What you will do =
Set out every line bearing the string "Carolina".

Records to process =
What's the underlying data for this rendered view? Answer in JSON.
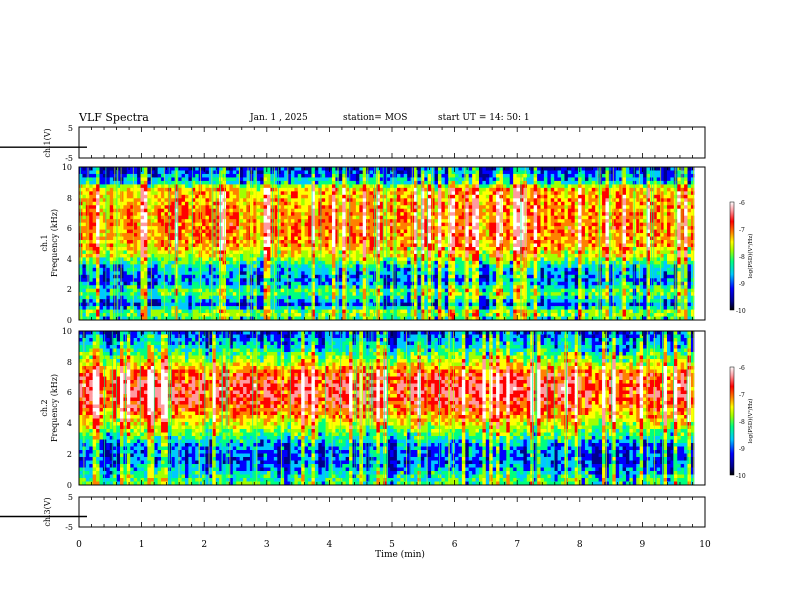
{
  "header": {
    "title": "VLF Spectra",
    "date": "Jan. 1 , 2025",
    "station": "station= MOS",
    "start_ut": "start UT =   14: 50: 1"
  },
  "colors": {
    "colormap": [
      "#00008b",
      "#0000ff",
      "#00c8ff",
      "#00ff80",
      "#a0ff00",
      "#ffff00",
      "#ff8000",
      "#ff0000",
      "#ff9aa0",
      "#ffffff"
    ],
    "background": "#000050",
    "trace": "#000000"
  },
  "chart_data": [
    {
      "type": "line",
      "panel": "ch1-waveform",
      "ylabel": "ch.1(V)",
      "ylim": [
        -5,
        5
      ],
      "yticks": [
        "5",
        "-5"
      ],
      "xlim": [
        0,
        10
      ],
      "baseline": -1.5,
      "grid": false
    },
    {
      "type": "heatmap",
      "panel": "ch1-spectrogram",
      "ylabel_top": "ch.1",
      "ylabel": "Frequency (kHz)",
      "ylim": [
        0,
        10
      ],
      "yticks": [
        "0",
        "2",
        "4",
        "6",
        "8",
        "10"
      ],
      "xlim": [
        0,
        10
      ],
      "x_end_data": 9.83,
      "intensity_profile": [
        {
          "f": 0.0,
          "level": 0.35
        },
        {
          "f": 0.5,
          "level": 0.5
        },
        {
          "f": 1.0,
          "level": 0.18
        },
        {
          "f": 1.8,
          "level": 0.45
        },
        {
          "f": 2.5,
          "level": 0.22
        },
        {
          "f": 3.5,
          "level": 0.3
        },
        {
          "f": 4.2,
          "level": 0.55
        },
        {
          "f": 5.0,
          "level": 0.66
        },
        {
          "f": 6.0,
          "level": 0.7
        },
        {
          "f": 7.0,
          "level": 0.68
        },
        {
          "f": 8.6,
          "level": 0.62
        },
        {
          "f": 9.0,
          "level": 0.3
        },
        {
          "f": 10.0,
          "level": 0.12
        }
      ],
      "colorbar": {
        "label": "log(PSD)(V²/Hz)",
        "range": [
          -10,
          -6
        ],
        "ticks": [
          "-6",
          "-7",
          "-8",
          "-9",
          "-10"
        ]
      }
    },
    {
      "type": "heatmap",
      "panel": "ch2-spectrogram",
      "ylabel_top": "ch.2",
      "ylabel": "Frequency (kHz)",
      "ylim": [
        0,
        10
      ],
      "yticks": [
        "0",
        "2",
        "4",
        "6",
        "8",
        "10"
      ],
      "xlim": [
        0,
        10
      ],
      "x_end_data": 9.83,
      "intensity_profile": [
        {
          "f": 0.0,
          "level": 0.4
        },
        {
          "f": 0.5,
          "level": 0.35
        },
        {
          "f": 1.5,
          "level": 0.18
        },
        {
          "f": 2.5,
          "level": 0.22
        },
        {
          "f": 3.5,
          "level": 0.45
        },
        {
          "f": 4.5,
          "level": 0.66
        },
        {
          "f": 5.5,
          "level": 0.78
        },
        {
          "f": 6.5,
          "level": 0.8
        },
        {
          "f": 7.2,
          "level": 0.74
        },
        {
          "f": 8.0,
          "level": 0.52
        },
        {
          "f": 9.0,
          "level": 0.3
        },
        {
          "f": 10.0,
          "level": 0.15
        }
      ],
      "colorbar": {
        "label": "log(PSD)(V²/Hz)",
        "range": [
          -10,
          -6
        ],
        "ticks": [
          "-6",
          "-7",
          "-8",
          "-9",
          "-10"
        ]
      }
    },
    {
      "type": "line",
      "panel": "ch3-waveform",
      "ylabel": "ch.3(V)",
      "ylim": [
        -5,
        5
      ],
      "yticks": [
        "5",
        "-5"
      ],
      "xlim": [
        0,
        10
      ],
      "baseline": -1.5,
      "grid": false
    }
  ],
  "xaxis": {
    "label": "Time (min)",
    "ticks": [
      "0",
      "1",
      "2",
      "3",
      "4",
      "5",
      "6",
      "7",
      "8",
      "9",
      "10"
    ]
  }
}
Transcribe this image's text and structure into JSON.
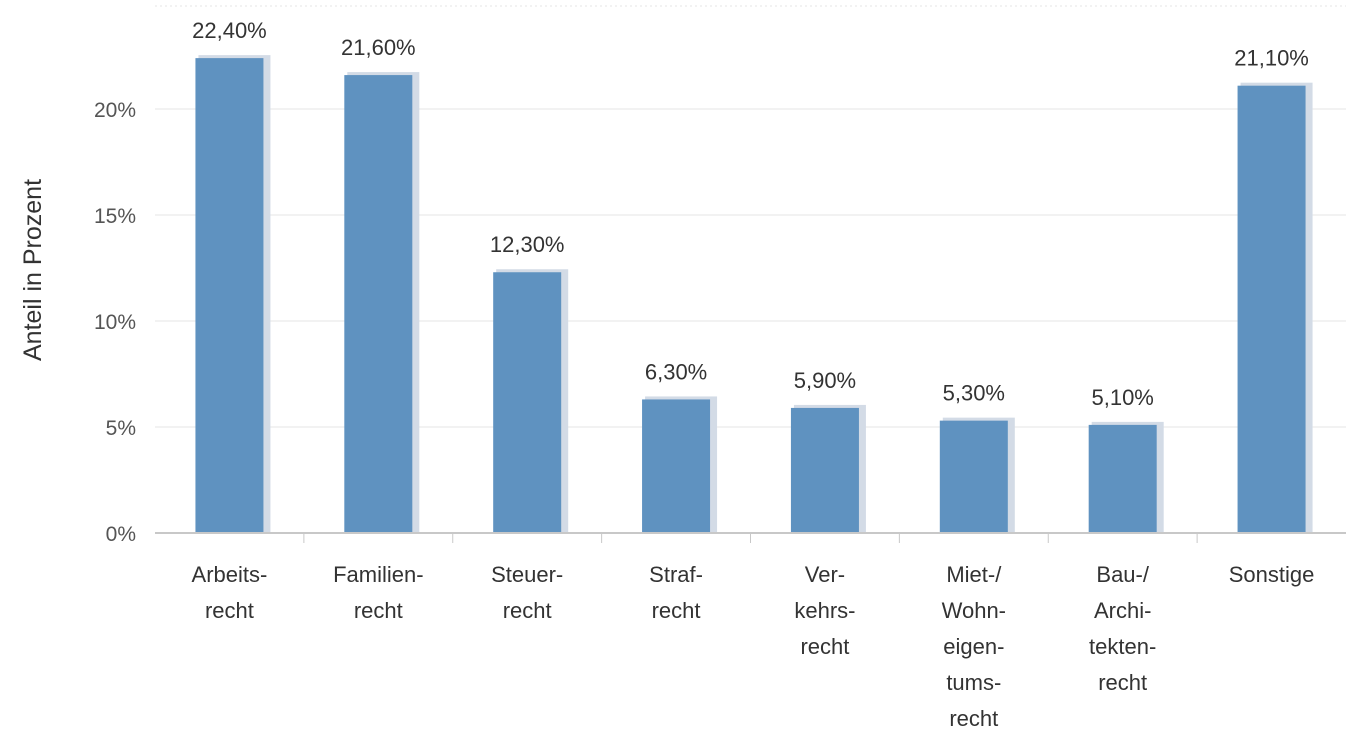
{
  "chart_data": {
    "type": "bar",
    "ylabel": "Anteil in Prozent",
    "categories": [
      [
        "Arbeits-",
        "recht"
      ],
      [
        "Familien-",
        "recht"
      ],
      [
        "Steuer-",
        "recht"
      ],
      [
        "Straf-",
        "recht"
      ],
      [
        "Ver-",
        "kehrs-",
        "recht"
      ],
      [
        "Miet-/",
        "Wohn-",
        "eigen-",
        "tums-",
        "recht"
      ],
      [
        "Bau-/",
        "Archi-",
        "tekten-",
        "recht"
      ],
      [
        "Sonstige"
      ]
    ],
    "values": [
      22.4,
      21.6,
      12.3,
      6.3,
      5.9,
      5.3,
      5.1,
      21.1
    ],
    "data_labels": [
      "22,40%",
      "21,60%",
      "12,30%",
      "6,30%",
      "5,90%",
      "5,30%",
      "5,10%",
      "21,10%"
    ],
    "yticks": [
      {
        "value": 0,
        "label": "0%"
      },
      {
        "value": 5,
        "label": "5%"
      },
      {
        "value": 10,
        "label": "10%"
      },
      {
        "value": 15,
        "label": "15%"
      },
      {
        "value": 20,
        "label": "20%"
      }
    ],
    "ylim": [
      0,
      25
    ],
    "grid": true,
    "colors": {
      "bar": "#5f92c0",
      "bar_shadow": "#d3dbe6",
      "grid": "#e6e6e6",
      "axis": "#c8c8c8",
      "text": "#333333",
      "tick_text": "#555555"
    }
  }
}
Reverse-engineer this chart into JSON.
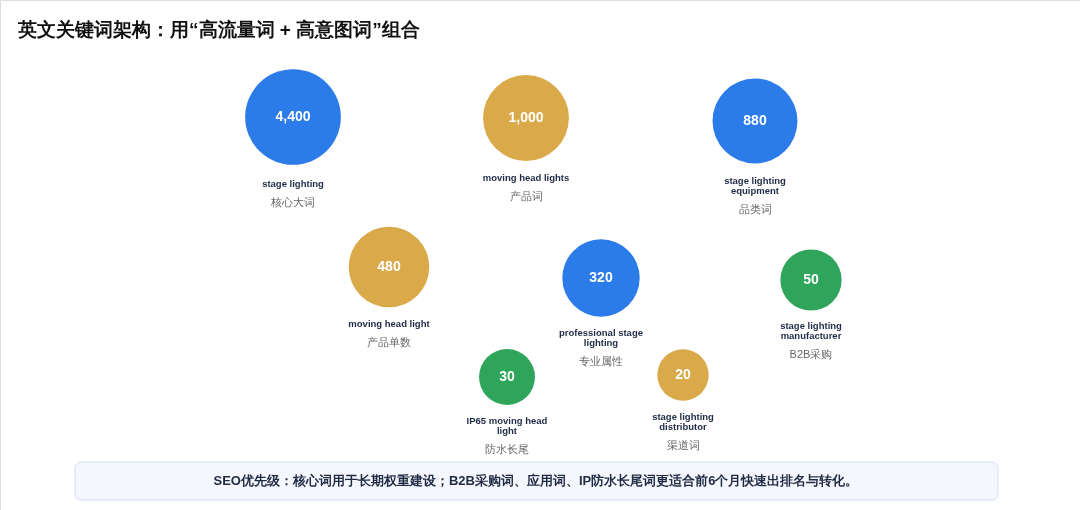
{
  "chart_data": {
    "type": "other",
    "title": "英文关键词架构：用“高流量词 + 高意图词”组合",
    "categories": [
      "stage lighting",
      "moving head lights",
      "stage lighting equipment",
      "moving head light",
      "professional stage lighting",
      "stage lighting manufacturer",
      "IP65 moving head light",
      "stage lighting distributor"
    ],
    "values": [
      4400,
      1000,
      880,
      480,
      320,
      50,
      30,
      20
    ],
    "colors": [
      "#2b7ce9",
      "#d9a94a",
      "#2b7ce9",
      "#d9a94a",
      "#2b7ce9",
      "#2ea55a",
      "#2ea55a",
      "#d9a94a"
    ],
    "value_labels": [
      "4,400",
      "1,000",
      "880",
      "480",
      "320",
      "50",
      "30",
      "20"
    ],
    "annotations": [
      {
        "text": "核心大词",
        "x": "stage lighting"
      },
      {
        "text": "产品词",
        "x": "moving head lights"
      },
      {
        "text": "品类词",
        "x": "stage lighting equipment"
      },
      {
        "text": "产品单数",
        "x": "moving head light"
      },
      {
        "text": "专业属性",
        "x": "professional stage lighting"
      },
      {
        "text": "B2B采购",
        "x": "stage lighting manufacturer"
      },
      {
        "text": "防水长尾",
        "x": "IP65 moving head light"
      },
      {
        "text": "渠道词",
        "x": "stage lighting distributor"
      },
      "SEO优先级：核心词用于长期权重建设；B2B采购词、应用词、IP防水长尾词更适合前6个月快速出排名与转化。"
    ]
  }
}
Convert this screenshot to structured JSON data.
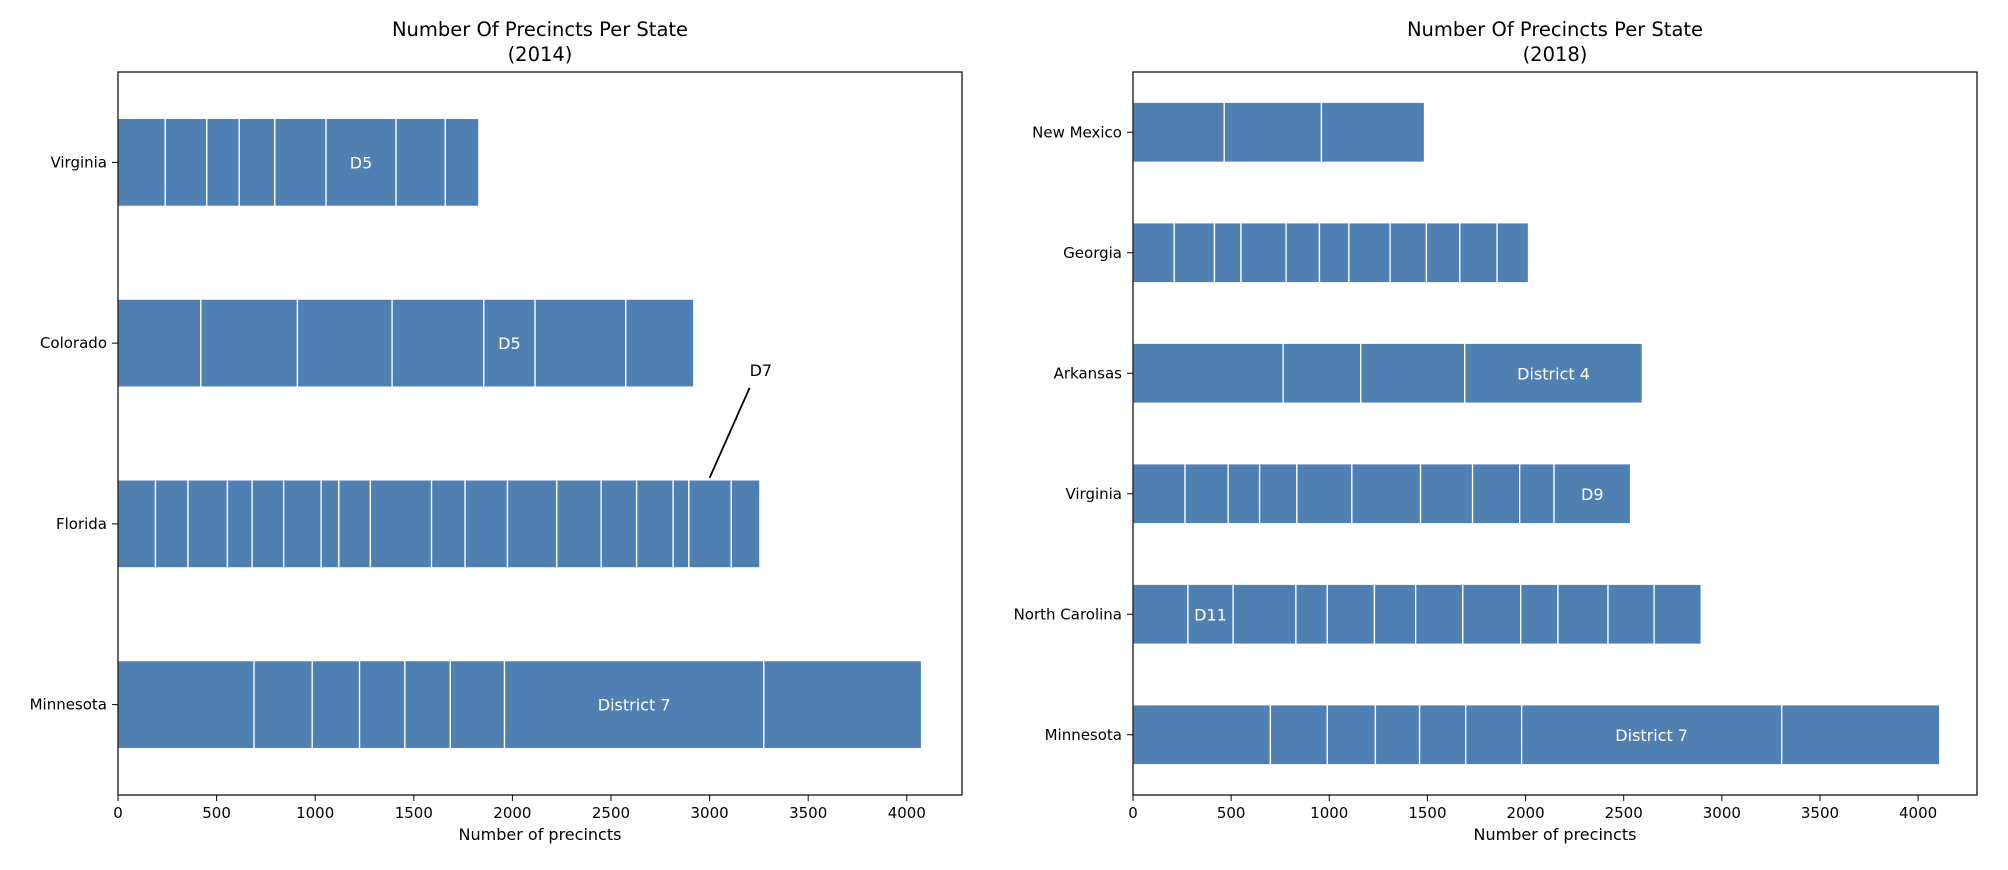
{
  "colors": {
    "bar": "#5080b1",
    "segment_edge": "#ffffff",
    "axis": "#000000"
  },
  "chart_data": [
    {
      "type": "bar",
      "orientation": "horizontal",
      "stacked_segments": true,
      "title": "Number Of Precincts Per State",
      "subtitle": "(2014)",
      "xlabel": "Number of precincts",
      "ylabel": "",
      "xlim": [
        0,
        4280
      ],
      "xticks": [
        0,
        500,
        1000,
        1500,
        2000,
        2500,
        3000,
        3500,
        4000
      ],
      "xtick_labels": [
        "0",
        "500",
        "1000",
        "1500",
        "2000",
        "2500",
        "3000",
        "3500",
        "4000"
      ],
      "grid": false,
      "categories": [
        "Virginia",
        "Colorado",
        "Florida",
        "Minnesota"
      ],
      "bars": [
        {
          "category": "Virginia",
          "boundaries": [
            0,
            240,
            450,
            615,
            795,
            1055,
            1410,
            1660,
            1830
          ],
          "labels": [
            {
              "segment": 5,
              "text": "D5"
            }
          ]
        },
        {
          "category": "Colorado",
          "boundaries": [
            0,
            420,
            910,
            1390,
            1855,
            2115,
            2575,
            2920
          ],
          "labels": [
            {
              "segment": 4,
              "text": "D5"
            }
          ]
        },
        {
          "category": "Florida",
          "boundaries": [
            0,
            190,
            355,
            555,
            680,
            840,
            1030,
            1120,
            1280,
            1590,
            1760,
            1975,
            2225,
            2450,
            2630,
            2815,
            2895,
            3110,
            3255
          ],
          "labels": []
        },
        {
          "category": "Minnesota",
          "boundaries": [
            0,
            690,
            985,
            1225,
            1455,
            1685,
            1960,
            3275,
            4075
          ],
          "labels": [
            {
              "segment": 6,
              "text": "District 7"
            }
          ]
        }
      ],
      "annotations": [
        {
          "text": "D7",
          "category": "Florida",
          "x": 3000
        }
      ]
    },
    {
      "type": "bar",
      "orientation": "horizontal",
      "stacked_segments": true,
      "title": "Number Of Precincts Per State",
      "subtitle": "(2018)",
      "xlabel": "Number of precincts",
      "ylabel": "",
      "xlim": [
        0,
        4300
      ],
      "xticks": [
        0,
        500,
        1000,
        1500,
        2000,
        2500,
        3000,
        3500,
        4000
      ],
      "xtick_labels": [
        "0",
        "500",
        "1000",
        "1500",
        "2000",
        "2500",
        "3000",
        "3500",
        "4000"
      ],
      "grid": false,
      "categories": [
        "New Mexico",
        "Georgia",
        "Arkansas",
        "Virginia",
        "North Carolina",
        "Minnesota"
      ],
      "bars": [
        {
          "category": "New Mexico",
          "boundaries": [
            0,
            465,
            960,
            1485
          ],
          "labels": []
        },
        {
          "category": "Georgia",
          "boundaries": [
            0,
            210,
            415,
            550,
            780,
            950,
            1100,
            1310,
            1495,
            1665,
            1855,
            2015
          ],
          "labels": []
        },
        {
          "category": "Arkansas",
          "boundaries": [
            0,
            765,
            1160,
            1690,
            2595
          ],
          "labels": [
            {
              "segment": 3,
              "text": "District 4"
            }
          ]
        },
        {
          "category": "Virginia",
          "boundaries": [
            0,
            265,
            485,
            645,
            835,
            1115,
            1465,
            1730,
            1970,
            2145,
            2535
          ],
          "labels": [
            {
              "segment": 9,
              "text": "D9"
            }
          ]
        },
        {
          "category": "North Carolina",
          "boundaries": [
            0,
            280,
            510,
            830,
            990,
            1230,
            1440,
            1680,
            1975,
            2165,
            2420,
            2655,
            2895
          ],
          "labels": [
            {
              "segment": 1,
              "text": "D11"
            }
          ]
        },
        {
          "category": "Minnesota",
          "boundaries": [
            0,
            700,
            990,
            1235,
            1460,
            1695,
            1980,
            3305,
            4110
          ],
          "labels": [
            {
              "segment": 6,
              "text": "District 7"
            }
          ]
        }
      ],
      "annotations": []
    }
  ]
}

The result =
        "North Carolina",
          "category": "North Carolina",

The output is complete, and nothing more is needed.